**YOUR OBJECTIVE**
Exact reproduction is required for all entries.

**RECORDS TO USE**

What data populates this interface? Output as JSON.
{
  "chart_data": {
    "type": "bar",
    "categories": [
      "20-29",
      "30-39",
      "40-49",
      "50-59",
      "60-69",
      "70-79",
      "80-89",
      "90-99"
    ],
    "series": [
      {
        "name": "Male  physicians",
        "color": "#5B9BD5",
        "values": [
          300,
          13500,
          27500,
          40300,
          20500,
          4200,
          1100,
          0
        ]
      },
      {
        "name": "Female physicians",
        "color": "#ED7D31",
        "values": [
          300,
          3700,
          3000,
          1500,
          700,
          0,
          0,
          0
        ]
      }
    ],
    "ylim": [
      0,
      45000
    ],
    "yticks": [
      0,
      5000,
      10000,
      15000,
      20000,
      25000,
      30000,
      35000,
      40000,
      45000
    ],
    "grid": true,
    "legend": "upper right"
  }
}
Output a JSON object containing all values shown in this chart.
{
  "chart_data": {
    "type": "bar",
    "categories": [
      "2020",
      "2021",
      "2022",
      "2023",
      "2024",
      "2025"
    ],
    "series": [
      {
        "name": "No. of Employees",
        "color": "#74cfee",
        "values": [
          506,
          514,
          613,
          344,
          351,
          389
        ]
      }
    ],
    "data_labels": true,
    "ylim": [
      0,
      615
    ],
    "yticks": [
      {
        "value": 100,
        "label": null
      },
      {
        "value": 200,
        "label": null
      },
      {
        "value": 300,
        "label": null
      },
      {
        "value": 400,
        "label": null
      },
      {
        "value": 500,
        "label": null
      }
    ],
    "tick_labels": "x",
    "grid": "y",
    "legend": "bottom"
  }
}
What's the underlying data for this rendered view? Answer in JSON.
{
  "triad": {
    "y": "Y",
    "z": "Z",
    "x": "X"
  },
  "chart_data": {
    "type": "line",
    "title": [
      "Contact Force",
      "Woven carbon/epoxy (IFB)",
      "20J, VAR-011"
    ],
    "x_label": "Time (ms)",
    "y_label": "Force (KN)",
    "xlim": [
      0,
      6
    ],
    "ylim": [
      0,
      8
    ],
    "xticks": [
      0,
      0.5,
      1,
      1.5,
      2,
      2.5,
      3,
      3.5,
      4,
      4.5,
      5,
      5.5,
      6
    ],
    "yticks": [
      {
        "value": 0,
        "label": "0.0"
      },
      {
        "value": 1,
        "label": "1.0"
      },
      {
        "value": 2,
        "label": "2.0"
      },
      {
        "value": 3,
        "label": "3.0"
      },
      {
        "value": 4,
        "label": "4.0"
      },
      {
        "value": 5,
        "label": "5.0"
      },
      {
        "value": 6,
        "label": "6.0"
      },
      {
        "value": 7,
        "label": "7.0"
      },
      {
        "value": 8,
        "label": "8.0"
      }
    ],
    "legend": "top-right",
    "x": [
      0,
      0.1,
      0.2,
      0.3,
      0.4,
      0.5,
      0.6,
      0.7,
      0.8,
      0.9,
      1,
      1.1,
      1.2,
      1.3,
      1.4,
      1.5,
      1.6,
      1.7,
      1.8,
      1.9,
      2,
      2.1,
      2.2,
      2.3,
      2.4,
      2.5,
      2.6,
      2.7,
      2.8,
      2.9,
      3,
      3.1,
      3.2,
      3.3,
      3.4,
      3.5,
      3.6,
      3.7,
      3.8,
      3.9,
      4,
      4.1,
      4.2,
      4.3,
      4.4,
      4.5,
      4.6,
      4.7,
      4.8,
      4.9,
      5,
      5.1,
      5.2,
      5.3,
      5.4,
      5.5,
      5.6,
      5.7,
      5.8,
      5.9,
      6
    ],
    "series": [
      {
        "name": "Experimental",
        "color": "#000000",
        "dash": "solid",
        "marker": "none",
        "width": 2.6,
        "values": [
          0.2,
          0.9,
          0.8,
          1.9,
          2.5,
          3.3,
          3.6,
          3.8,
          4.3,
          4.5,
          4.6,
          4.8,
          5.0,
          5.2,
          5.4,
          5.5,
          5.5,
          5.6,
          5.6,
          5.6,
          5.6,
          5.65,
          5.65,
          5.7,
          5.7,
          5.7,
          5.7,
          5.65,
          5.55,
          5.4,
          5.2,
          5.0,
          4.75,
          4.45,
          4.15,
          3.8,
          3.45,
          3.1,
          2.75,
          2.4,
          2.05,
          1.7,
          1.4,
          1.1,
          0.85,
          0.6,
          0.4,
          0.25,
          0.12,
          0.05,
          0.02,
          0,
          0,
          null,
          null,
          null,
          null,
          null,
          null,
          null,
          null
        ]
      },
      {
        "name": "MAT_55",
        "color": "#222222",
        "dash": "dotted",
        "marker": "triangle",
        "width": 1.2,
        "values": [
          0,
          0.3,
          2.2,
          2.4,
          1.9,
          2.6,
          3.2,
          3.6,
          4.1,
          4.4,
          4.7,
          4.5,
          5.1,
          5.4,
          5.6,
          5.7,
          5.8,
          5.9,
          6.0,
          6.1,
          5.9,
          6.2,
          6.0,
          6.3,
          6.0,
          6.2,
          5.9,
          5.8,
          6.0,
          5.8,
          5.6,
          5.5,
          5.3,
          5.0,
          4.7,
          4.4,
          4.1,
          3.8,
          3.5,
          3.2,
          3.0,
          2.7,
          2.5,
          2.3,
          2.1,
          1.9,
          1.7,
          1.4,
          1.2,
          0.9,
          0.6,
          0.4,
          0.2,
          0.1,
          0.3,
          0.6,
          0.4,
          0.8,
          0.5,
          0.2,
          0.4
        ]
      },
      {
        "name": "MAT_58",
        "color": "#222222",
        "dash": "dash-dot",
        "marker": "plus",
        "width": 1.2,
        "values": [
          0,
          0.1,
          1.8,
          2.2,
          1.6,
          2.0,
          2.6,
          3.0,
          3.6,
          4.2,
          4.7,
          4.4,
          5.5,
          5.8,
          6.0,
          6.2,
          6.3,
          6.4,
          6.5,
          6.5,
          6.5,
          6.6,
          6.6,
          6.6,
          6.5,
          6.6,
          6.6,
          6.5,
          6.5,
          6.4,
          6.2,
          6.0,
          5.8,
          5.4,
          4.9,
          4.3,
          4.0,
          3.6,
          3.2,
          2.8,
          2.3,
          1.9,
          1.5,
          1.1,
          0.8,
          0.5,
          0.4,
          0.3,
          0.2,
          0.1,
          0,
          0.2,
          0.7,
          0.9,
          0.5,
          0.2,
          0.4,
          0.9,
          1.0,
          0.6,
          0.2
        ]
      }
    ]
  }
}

**FULL OUTPUT**
What data populates this interface? Output as JSON.
{
  "chart_data": {
    "type": "bar",
    "categories": [
      "20-29",
      "30-39",
      "40-49",
      "50-59",
      "60-69",
      "70-79",
      "80-89",
      "90-99"
    ],
    "series": [
      {
        "name": "Male  physicians",
        "color": "#5B9BD5",
        "values": [
          300,
          13500,
          27500,
          40300,
          20500,
          4200,
          1100,
          0
        ]
      },
      {
        "name": "Female physicians",
        "color": "#ED7D31",
        "values": [
          300,
          3700,
          3000,
          1500,
          700,
          0,
          0,
          0
        ]
      }
    ],
    "ylim": [
      0,
      45000
    ],
    "yticks": [
      0,
      5000,
      10000,
      15000,
      20000,
      25000,
      30000,
      35000,
      40000,
      45000
    ],
    "grid": true,
    "legend": "upper right"
  }
}
Output a JSON object containing all values shown in this chart.
{
  "chart_data": {
    "type": "bar",
    "categories": [
      "2020",
      "2021",
      "2022",
      "2023",
      "2024",
      "2025"
    ],
    "series": [
      {
        "name": "No. of Employees",
        "color": "#74cfee",
        "values": [
          506,
          514,
          613,
          344,
          351,
          389
        ]
      }
    ],
    "data_labels": true,
    "ylim": [
      0,
      615
    ],
    "yticks": [
      {
        "value": 100,
        "label": null
      },
      {
        "value": 200,
        "label": null
      },
      {
        "value": 300,
        "label": null
      },
      {
        "value": 400,
        "label": null
      },
      {
        "value": 500,
        "label": null
      }
    ],
    "tick_labels": "x",
    "grid": "y",
    "legend": "bottom"
  }
}
What's the underlying data for this rendered view? Answer in JSON.
{
  "triad": {
    "y": "Y",
    "z": "Z",
    "x": "X"
  },
  "chart_data": {
    "type": "line",
    "title": [
      "Contact Force",
      "Woven carbon/epoxy (IFB)",
      "20J, VAR-011"
    ],
    "x_label": "Time (ms)",
    "y_label": "Force (KN)",
    "xlim": [
      0,
      6
    ],
    "ylim": [
      0,
      8
    ],
    "xticks": [
      0,
      0.5,
      1,
      1.5,
      2,
      2.5,
      3,
      3.5,
      4,
      4.5,
      5,
      5.5,
      6
    ],
    "yticks": [
      {
        "value": 0,
        "label": "0.0"
      },
      {
        "value": 1,
        "label": "1.0"
      },
      {
        "value": 2,
        "label": "2.0"
      },
      {
        "value": 3,
        "label": "3.0"
      },
      {
        "value": 4,
        "label": "4.0"
      },
      {
        "value": 5,
        "label": "5.0"
      },
      {
        "value": 6,
        "label": "6.0"
      },
      {
        "value": 7,
        "label": "7.0"
      },
      {
        "value": 8,
        "label": "8.0"
      }
    ],
    "legend": "top-right",
    "x": [
      0,
      0.1,
      0.2,
      0.3,
      0.4,
      0.5,
      0.6,
      0.7,
      0.8,
      0.9,
      1,
      1.1,
      1.2,
      1.3,
      1.4,
      1.5,
      1.6,
      1.7,
      1.8,
      1.9,
      2,
      2.1,
      2.2,
      2.3,
      2.4,
      2.5,
      2.6,
      2.7,
      2.8,
      2.9,
      3,
      3.1,
      3.2,
      3.3,
      3.4,
      3.5,
      3.6,
      3.7,
      3.8,
      3.9,
      4,
      4.1,
      4.2,
      4.3,
      4.4,
      4.5,
      4.6,
      4.7,
      4.8,
      4.9,
      5,
      5.1,
      5.2,
      5.3,
      5.4,
      5.5,
      5.6,
      5.7,
      5.8,
      5.9,
      6
    ],
    "series": [
      {
        "name": "Experimental",
        "color": "#000000",
        "dash": "solid",
        "marker": "none",
        "width": 2.6,
        "values": [
          0.2,
          0.9,
          0.8,
          1.9,
          2.5,
          3.3,
          3.6,
          3.8,
          4.3,
          4.5,
          4.6,
          4.8,
          5.0,
          5.2,
          5.4,
          5.5,
          5.5,
          5.6,
          5.6,
          5.6,
          5.6,
          5.65,
          5.65,
          5.7,
          5.7,
          5.7,
          5.7,
          5.65,
          5.55,
          5.4,
          5.2,
          5.0,
          4.75,
          4.45,
          4.15,
          3.8,
          3.45,
          3.1,
          2.75,
          2.4,
          2.05,
          1.7,
          1.4,
          1.1,
          0.85,
          0.6,
          0.4,
          0.25,
          0.12,
          0.05,
          0.02,
          0,
          0,
          null,
          null,
          null,
          null,
          null,
          null,
          null,
          null
        ]
      },
      {
        "name": "MAT_55",
        "color": "#222222",
        "dash": "dotted",
        "marker": "triangle",
        "width": 1.2,
        "values": [
          0,
          0.3,
          2.2,
          2.4,
          1.9,
          2.6,
          3.2,
          3.6,
          4.1,
          4.4,
          4.7,
          4.5,
          5.1,
          5.4,
          5.6,
          5.7,
          5.8,
          5.9,
          6.0,
          6.1,
          5.9,
          6.2,
          6.0,
          6.3,
          6.0,
          6.2,
          5.9,
          5.8,
          6.0,
          5.8,
          5.6,
          5.5,
          5.3,
          5.0,
          4.7,
          4.4,
          4.1,
          3.8,
          3.5,
          3.2,
          3.0,
          2.7,
          2.5,
          2.3,
          2.1,
          1.9,
          1.7,
          1.4,
          1.2,
          0.9,
          0.6,
          0.4,
          0.2,
          0.1,
          0.3,
          0.6,
          0.4,
          0.8,
          0.5,
          0.2,
          0.4
        ]
      },
      {
        "name": "MAT_58",
        "color": "#222222",
        "dash": "dash-dot",
        "marker": "plus",
        "width": 1.2,
        "values": [
          0,
          0.1,
          1.8,
          2.2,
          1.6,
          2.0,
          2.6,
          3.0,
          3.6,
          4.2,
          4.7,
          4.4,
          5.5,
          5.8,
          6.0,
          6.2,
          6.3,
          6.4,
          6.5,
          6.5,
          6.5,
          6.6,
          6.6,
          6.6,
          6.5,
          6.6,
          6.6,
          6.5,
          6.5,
          6.4,
          6.2,
          6.0,
          5.8,
          5.4,
          4.9,
          4.3,
          4.0,
          3.6,
          3.2,
          2.8,
          2.3,
          1.9,
          1.5,
          1.1,
          0.8,
          0.5,
          0.4,
          0.3,
          0.2,
          0.1,
          0,
          0.2,
          0.7,
          0.9,
          0.5,
          0.2,
          0.4,
          0.9,
          1.0,
          0.6,
          0.2
        ]
      }
    ]
  }
}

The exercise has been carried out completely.